▶ What you need to do:
Where a line holds the word "научный", copy that line.

▶ Data listing:

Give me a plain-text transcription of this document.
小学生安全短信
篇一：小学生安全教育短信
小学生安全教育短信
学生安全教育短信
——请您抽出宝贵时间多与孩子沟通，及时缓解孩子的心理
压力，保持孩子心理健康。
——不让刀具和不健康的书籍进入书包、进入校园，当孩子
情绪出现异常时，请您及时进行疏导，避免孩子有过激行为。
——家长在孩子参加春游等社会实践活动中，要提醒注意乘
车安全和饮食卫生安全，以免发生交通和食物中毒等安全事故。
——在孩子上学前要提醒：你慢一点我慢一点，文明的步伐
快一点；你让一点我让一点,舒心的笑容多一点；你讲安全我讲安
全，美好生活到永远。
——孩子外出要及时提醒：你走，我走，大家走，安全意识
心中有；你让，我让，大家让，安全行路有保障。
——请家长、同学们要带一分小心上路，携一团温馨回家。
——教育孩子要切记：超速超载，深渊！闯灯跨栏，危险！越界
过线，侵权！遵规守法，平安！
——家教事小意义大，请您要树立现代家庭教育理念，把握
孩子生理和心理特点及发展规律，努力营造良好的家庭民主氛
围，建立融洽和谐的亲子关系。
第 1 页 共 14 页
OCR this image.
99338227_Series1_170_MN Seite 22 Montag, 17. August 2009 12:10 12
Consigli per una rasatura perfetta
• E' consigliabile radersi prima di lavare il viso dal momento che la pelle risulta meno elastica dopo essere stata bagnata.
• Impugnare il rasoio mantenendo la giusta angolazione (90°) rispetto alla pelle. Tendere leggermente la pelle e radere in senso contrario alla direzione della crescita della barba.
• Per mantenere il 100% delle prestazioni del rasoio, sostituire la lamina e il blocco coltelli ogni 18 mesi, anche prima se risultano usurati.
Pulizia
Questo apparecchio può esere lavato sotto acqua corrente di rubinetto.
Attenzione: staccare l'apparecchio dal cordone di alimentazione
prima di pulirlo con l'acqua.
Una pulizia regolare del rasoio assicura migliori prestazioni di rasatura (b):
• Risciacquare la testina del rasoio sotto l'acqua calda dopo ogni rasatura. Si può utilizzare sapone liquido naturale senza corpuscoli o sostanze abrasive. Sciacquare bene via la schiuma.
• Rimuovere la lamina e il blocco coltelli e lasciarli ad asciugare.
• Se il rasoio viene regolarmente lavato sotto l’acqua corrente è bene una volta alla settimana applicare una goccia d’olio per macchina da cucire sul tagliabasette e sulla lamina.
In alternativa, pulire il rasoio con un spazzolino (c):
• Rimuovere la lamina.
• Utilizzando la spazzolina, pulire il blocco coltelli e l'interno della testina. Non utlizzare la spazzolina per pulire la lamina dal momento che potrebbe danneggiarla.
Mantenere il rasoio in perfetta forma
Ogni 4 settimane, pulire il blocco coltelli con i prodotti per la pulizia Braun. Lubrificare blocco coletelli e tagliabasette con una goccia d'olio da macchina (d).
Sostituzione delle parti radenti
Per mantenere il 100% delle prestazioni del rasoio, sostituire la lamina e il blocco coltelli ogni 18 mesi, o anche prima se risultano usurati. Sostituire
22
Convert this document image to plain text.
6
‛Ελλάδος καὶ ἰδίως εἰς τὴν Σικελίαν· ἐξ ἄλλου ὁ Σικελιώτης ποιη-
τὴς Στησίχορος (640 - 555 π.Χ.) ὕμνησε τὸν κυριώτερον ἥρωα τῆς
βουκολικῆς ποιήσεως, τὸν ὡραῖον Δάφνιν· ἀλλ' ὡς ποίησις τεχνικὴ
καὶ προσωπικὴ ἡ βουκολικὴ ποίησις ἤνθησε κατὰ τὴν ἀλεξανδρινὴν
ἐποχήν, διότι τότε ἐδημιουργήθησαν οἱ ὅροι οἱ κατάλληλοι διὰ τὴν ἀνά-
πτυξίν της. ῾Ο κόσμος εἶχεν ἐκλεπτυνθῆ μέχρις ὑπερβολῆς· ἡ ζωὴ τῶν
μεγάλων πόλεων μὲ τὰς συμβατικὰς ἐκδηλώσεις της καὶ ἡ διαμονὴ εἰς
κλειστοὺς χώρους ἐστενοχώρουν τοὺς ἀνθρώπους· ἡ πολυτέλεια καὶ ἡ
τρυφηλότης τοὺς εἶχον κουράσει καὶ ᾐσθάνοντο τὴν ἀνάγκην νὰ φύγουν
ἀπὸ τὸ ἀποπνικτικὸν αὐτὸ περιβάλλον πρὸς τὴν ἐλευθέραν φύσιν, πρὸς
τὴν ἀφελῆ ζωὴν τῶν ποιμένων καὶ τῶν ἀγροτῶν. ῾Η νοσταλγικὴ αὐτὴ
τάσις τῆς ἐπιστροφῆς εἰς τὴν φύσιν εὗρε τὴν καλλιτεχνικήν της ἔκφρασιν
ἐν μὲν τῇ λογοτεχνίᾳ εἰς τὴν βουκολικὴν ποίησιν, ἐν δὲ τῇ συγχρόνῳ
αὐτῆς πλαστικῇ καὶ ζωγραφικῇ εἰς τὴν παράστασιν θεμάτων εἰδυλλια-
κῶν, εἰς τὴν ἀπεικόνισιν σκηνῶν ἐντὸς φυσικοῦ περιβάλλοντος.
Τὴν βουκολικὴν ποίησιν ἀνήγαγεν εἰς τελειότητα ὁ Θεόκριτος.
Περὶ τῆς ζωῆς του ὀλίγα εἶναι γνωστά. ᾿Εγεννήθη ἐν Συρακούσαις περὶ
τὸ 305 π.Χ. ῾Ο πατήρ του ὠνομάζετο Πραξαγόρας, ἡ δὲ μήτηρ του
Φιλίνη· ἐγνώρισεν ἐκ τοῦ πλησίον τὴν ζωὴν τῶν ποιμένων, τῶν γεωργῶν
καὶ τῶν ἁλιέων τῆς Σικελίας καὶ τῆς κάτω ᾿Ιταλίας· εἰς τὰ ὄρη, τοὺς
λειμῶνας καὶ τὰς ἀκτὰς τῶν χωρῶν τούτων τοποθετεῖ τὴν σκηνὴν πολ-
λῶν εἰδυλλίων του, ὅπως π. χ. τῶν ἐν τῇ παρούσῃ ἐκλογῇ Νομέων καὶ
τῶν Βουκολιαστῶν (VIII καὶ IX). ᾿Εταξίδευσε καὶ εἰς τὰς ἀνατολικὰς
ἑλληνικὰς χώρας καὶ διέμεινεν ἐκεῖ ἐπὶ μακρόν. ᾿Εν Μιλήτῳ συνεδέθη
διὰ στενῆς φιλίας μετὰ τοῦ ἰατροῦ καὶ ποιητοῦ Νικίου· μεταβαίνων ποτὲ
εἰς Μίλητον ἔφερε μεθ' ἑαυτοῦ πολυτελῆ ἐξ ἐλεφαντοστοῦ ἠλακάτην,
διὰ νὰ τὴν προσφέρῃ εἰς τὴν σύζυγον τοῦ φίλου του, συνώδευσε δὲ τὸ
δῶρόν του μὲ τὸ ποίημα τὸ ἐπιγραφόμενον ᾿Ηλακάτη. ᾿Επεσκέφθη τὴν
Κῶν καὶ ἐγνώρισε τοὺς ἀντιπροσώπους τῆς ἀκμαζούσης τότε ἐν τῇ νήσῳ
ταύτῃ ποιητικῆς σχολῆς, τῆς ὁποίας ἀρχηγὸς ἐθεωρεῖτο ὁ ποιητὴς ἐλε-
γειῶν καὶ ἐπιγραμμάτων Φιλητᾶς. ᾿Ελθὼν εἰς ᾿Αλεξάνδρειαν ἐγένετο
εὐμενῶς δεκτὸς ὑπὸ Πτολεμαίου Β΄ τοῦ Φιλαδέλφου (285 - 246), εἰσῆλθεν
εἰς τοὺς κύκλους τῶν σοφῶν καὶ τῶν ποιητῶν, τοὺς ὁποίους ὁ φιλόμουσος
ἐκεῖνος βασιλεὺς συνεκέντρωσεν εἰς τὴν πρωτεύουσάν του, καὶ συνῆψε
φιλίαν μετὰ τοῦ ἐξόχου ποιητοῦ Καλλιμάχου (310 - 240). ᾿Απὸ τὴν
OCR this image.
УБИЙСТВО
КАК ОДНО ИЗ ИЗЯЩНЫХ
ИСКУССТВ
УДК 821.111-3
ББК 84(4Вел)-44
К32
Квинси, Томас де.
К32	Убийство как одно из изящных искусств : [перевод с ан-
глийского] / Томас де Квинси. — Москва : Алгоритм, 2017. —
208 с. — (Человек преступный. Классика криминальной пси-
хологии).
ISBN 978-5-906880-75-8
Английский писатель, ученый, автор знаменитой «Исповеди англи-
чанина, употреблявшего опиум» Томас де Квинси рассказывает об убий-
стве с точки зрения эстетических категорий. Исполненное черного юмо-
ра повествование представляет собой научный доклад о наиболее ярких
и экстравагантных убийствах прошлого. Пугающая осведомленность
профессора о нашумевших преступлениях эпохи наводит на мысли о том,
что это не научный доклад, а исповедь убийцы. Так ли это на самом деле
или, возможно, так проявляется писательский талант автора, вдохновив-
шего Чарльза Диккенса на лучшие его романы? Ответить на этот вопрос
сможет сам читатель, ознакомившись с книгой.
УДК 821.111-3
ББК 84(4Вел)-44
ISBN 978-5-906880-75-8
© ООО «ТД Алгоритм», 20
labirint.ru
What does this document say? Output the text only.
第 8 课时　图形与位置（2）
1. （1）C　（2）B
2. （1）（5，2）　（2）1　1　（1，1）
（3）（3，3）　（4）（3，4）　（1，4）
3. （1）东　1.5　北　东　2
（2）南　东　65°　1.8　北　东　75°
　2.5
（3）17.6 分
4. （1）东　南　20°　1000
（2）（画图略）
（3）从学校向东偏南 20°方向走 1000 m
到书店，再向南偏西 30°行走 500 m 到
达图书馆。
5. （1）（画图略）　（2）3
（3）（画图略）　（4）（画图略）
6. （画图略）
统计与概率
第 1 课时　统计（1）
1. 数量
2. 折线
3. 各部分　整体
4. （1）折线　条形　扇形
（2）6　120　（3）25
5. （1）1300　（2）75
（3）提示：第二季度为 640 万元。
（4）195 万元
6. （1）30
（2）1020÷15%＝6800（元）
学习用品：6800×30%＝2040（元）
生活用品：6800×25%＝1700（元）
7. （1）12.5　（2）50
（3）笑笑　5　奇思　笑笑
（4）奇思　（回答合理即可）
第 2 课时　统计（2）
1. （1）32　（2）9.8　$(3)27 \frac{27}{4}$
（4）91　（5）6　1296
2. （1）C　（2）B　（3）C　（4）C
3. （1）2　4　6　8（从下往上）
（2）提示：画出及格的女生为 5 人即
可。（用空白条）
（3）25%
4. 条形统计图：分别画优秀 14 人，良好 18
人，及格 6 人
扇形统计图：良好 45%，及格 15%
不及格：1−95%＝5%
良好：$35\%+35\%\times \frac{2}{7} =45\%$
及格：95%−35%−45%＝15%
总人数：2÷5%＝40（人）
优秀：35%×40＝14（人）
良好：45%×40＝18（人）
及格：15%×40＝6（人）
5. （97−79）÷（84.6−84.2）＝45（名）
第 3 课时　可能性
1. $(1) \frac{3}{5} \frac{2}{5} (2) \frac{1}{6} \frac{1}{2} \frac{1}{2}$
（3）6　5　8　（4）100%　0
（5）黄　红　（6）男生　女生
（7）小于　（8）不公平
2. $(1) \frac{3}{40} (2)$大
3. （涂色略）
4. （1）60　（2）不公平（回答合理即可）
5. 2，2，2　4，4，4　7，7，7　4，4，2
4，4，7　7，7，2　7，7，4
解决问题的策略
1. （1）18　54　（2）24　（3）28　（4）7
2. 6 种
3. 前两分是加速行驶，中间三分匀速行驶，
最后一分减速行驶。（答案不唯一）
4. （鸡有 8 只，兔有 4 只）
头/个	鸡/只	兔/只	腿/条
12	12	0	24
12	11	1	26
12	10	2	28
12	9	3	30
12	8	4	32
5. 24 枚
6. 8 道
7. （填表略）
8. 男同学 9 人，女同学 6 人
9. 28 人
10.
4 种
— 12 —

▶ Solution for this problem:
ра повествование представляет собой научный доклад о наиболее ярких
что это не научный доклад, а исповедь убийцы. Так ли это на самом деле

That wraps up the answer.